The Modern CISO
How big do you think the gap is between a typical CISO and their CEO?
Is that gap shrinking (as cyber security becomes more of an accepted and everyday business concept), or is it growing wider as scaremongers rush with overly-technical business cases and presentations that alienate board members?
Last month I met a Chief Information Security Officer who said he was working all hours, fighting a war on two fronts. Firstly, he was trying to overhaul the company’s IT and it’s defences, from scratch, having already spent several months getting around the entire business and identifying exactly what shape the IT estate was actually in. He said it had quickly became clear to him that the state of the company’s IT was very different to that presented to him initially, and he suspected that this was due to a mixture of uncertainty as well as self-preservation. Having got his head around what was actually where and doing what, he was now setting about fixing everything in the order of the greatest risk. He said he actually didn’t mind that things were more complicated than he first thought – in fact he thought of it as an exciting professional challenge.

Page layout parsing data:

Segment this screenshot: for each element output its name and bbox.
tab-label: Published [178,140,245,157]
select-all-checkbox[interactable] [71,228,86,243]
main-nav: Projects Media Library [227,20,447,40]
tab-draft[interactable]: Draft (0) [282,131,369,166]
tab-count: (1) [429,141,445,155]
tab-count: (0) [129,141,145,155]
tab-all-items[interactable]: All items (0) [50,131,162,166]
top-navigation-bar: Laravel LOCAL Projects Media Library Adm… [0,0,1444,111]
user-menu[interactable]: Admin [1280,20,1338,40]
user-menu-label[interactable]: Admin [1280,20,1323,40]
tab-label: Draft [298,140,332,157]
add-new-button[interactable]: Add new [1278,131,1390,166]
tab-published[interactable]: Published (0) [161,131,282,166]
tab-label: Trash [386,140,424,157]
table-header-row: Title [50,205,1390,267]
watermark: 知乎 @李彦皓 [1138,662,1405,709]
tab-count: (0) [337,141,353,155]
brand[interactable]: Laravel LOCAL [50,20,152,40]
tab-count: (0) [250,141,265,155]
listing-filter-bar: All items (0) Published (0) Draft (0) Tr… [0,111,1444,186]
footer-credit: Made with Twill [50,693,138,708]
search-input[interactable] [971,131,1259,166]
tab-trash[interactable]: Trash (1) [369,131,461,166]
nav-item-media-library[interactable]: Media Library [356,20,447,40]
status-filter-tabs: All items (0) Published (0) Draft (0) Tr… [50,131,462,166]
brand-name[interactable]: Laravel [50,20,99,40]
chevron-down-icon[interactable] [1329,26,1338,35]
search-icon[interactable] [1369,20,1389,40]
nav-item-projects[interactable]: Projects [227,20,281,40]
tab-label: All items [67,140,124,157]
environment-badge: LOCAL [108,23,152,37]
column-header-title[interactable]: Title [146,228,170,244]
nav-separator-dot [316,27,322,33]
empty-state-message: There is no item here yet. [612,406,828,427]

» Instructions for the task: Reproduce the full text on the modern CISO above word for word.

» Reply to the task:
The Modern CISO
How big do you think the gap is between a typical CISO and their CEO?
Is that gap shrinking (as cyber security becomes more of an accepted and everyday business concept), or is it growing wider as scaremongers rush with overly-technical business cases and presentations that alienate board members?
Last month I met a Chief Information Security Officer who said he was working all hours, fighting a war on two fronts. Firstly, he was trying to overhaul the company’s IT and it’s defences, from scratch, having already spent several months getting around the entire business and identifying exactly what shape the IT estate was actually in. He said it had quickly became clear to him that the state of the company’s IT was very different to that presented to him initially, and he suspected that this was due to a mixture of uncertainty as well as self-preservation. Having got his head around what was actually where and doing what, he was now setting about fixing everything in the order of the greatest risk. He said he actually didn’t mind that things were more complicated than he first thought – in fact he thought of it as an exciting professional challenge.